Records to process:
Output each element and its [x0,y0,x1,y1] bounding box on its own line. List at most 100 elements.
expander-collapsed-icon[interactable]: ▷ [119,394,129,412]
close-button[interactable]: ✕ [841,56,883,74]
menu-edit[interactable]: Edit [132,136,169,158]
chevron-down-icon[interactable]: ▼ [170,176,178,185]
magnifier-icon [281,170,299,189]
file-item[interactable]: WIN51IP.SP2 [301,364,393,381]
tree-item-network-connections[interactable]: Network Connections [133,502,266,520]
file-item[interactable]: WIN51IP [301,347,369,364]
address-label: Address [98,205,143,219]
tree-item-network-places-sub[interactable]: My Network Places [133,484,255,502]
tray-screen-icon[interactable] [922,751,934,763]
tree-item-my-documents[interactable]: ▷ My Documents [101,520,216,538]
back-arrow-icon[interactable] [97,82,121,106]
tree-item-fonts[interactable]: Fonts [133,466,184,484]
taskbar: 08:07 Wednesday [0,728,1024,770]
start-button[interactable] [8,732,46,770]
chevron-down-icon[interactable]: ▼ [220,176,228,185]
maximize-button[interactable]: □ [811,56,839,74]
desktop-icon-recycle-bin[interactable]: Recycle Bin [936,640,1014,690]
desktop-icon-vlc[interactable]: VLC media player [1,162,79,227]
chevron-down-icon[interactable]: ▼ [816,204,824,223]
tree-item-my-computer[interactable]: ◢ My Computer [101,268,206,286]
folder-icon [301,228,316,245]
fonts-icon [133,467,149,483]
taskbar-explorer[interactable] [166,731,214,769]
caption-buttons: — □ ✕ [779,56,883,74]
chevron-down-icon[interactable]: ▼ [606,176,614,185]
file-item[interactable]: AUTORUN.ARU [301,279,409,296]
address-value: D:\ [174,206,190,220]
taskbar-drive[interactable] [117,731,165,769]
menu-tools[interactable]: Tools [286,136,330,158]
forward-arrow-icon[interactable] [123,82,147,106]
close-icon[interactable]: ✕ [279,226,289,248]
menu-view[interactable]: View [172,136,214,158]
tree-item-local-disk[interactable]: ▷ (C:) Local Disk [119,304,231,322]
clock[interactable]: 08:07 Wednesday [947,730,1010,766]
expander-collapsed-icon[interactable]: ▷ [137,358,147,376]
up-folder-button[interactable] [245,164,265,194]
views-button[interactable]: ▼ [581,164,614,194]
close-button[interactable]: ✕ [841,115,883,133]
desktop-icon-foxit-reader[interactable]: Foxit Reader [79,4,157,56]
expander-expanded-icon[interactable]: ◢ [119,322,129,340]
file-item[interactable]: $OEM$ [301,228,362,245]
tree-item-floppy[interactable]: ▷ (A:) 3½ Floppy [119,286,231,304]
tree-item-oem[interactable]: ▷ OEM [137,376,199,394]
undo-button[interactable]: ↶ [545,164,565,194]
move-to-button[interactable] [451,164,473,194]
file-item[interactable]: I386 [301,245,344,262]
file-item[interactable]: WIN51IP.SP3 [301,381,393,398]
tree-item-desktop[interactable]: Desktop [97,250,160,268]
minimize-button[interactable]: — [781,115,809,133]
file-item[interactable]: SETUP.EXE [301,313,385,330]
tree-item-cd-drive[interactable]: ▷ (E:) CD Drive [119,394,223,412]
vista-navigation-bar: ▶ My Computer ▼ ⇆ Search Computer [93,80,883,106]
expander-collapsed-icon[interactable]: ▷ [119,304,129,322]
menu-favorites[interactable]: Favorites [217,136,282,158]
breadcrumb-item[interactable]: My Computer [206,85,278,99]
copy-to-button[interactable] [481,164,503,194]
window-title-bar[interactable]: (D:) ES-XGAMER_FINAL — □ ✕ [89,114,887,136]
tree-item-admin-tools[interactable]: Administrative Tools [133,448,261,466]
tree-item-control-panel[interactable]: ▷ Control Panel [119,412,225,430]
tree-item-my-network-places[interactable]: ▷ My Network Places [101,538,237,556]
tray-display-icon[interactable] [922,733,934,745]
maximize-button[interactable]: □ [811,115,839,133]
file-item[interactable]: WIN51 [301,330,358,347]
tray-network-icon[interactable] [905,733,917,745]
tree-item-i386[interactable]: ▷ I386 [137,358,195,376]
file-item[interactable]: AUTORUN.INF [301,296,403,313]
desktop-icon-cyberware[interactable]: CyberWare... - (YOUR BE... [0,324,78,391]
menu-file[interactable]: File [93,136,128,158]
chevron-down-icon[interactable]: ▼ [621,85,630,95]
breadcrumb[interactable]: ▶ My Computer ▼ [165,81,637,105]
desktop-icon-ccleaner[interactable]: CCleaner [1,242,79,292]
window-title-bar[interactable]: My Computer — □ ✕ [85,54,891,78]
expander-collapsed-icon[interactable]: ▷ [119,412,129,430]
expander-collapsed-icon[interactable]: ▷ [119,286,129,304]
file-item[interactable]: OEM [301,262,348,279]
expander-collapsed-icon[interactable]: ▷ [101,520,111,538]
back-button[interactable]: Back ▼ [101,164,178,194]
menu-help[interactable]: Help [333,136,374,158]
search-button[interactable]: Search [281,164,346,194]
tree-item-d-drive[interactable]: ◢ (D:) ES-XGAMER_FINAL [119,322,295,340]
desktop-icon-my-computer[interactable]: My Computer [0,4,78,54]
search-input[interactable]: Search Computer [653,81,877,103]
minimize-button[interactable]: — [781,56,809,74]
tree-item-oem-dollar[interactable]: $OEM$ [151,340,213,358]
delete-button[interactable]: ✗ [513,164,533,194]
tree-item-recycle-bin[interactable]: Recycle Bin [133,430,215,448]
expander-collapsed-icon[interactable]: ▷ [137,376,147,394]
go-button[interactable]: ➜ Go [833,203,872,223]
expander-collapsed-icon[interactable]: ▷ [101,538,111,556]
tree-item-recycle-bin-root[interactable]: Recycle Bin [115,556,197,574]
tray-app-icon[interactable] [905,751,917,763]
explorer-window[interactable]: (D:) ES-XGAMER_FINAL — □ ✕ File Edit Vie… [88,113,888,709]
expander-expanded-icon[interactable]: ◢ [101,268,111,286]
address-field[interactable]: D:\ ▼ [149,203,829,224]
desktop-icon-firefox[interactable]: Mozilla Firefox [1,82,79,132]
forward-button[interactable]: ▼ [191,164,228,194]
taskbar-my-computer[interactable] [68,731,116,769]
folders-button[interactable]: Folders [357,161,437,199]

Do this: Write out every line of the items above without changing a single character.

Full output:
Output each element and its [x0,y0,x1,y1] bounding box on its own line. List at most 100 elements.
expander-collapsed-icon[interactable]: ▷ [119,394,129,412]
close-button[interactable]: ✕ [841,56,883,74]
menu-edit[interactable]: Edit [132,136,169,158]
chevron-down-icon[interactable]: ▼ [170,176,178,185]
magnifier-icon [281,170,299,189]
file-item[interactable]: WIN51IP.SP2 [301,364,393,381]
tree-item-network-connections[interactable]: Network Connections [133,502,266,520]
file-item[interactable]: WIN51IP [301,347,369,364]
address-label: Address [98,205,143,219]
tree-item-network-places-sub[interactable]: My Network Places [133,484,255,502]
tray-screen-icon[interactable] [922,751,934,763]
tree-item-my-documents[interactable]: ▷ My Documents [101,520,216,538]
back-arrow-icon[interactable] [97,82,121,106]
tree-item-fonts[interactable]: Fonts [133,466,184,484]
taskbar: 08:07 Wednesday [0,728,1024,770]
start-button[interactable] [8,732,46,770]
chevron-down-icon[interactable]: ▼ [220,176,228,185]
maximize-button[interactable]: □ [811,56,839,74]
desktop-icon-recycle-bin[interactable]: Recycle Bin [936,640,1014,690]
desktop-icon-vlc[interactable]: VLC media player [1,162,79,227]
chevron-down-icon[interactable]: ▼ [816,204,824,223]
tree-item-my-computer[interactable]: ◢ My Computer [101,268,206,286]
folder-icon [301,228,316,245]
fonts-icon [133,467,149,483]
taskbar-explorer[interactable] [166,731,214,769]
caption-buttons: — □ ✕ [779,56,883,74]
chevron-down-icon[interactable]: ▼ [606,176,614,185]
file-item[interactable]: AUTORUN.ARU [301,279,409,296]
address-value: D:\ [174,206,190,220]
taskbar-drive[interactable] [117,731,165,769]
menu-tools[interactable]: Tools [286,136,330,158]
forward-arrow-icon[interactable] [123,82,147,106]
close-icon[interactable]: ✕ [279,226,289,248]
menu-view[interactable]: View [172,136,214,158]
tree-item-local-disk[interactable]: ▷ (C:) Local Disk [119,304,231,322]
clock[interactable]: 08:07 Wednesday [947,730,1010,766]
expander-collapsed-icon[interactable]: ▷ [137,358,147,376]
up-folder-button[interactable] [245,164,265,194]
views-button[interactable]: ▼ [581,164,614,194]
close-button[interactable]: ✕ [841,115,883,133]
desktop-icon-foxit-reader[interactable]: Foxit Reader [79,4,157,56]
expander-expanded-icon[interactable]: ◢ [119,322,129,340]
file-item[interactable]: $OEM$ [301,228,362,245]
tree-item-floppy[interactable]: ▷ (A:) 3½ Floppy [119,286,231,304]
tree-item-oem[interactable]: ▷ OEM [137,376,199,394]
undo-button[interactable]: ↶ [545,164,565,194]
move-to-button[interactable] [451,164,473,194]
file-item[interactable]: I386 [301,245,344,262]
file-item[interactable]: WIN51IP.SP3 [301,381,393,398]
tree-item-desktop[interactable]: Desktop [97,250,160,268]
minimize-button[interactable]: — [781,115,809,133]
file-item[interactable]: SETUP.EXE [301,313,385,330]
tree-item-cd-drive[interactable]: ▷ (E:) CD Drive [119,394,223,412]
vista-navigation-bar: ▶ My Computer ▼ ⇆ Search Computer [93,80,883,106]
expander-collapsed-icon[interactable]: ▷ [119,304,129,322]
menu-favorites[interactable]: Favorites [217,136,282,158]
breadcrumb-item[interactable]: My Computer [206,85,278,99]
copy-to-button[interactable] [481,164,503,194]
window-title-bar[interactable]: (D:) ES-XGAMER_FINAL — □ ✕ [89,114,887,136]
tree-item-admin-tools[interactable]: Administrative Tools [133,448,261,466]
tree-item-control-panel[interactable]: ▷ Control Panel [119,412,225,430]
tree-item-my-network-places[interactable]: ▷ My Network Places [101,538,237,556]
tray-display-icon[interactable] [922,733,934,745]
maximize-button[interactable]: □ [811,115,839,133]
file-item[interactable]: WIN51 [301,330,358,347]
tray-network-icon[interactable] [905,733,917,745]
tree-item-i386[interactable]: ▷ I386 [137,358,195,376]
file-item[interactable]: AUTORUN.INF [301,296,403,313]
desktop-icon-cyberware[interactable]: CyberWare... - (YOUR BE... [0,324,78,391]
menu-file[interactable]: File [93,136,128,158]
chevron-down-icon[interactable]: ▼ [621,85,630,95]
breadcrumb[interactable]: ▶ My Computer ▼ [165,81,637,105]
desktop-icon-ccleaner[interactable]: CCleaner [1,242,79,292]
window-title-bar[interactable]: My Computer — □ ✕ [85,54,891,78]
expander-collapsed-icon[interactable]: ▷ [119,412,129,430]
expander-collapsed-icon[interactable]: ▷ [119,286,129,304]
file-item[interactable]: OEM [301,262,348,279]
expander-collapsed-icon[interactable]: ▷ [101,520,111,538]
back-button[interactable]: Back ▼ [101,164,178,194]
menu-help[interactable]: Help [333,136,374,158]
search-button[interactable]: Search [281,164,346,194]
tree-item-d-drive[interactable]: ◢ (D:) ES-XGAMER_FINAL [119,322,295,340]
desktop-icon-my-computer[interactable]: My Computer [0,4,78,54]
search-input[interactable]: Search Computer [653,81,877,103]
minimize-button[interactable]: — [781,56,809,74]
tree-item-oem-dollar[interactable]: $OEM$ [151,340,213,358]
delete-button[interactable]: ✗ [513,164,533,194]
tree-item-recycle-bin[interactable]: Recycle Bin [133,430,215,448]
expander-collapsed-icon[interactable]: ▷ [137,376,147,394]
go-button[interactable]: ➜ Go [833,203,872,223]
expander-collapsed-icon[interactable]: ▷ [101,538,111,556]
tree-item-recycle-bin-root[interactable]: Recycle Bin [115,556,197,574]
tray-app-icon[interactable] [905,751,917,763]
explorer-window[interactable]: (D:) ES-XGAMER_FINAL — □ ✕ File Edit Vie… [88,113,888,709]
expander-expanded-icon[interactable]: ◢ [101,268,111,286]
address-field[interactable]: D:\ ▼ [149,203,829,224]
desktop-icon-firefox[interactable]: Mozilla Firefox [1,82,79,132]
forward-button[interactable]: ▼ [191,164,228,194]
taskbar-my-computer[interactable] [68,731,116,769]
folders-button[interactable]: Folders [357,161,437,199]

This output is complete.